▸ Work to be completed: Report how many lines in the listing below include the word "möchte". Write nothing besides the number.
--- start Input material ---
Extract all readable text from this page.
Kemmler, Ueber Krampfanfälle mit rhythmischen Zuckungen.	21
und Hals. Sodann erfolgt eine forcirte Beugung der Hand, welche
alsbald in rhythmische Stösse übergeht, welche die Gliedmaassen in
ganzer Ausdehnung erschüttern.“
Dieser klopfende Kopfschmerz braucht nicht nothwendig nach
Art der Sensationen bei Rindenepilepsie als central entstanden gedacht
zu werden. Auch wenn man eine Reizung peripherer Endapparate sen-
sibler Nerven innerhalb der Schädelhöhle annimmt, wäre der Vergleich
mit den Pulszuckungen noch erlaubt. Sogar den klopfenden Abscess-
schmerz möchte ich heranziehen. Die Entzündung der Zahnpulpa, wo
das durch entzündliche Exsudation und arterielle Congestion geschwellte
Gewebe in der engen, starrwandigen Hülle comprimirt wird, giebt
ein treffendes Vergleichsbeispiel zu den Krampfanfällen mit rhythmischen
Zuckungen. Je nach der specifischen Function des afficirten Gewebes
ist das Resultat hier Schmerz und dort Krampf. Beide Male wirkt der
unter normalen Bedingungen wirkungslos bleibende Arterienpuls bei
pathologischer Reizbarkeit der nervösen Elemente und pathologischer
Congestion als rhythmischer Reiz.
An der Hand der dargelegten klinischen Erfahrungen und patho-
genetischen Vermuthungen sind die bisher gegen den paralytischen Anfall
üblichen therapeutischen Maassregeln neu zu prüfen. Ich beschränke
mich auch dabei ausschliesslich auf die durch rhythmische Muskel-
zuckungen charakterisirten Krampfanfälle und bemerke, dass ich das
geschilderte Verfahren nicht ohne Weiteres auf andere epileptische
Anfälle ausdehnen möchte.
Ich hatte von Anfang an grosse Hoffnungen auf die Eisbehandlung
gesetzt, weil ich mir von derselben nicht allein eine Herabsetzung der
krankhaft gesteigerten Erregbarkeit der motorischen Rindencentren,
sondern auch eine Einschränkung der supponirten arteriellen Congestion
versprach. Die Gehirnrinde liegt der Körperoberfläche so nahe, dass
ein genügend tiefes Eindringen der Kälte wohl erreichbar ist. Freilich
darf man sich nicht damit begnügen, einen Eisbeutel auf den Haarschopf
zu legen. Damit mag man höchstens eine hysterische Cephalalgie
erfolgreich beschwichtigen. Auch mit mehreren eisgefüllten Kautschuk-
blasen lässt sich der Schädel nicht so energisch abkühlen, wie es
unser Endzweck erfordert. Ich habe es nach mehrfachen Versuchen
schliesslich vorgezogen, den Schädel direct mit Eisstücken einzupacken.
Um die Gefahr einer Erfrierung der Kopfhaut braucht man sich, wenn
--- end Input material ---
▸ The solution: 2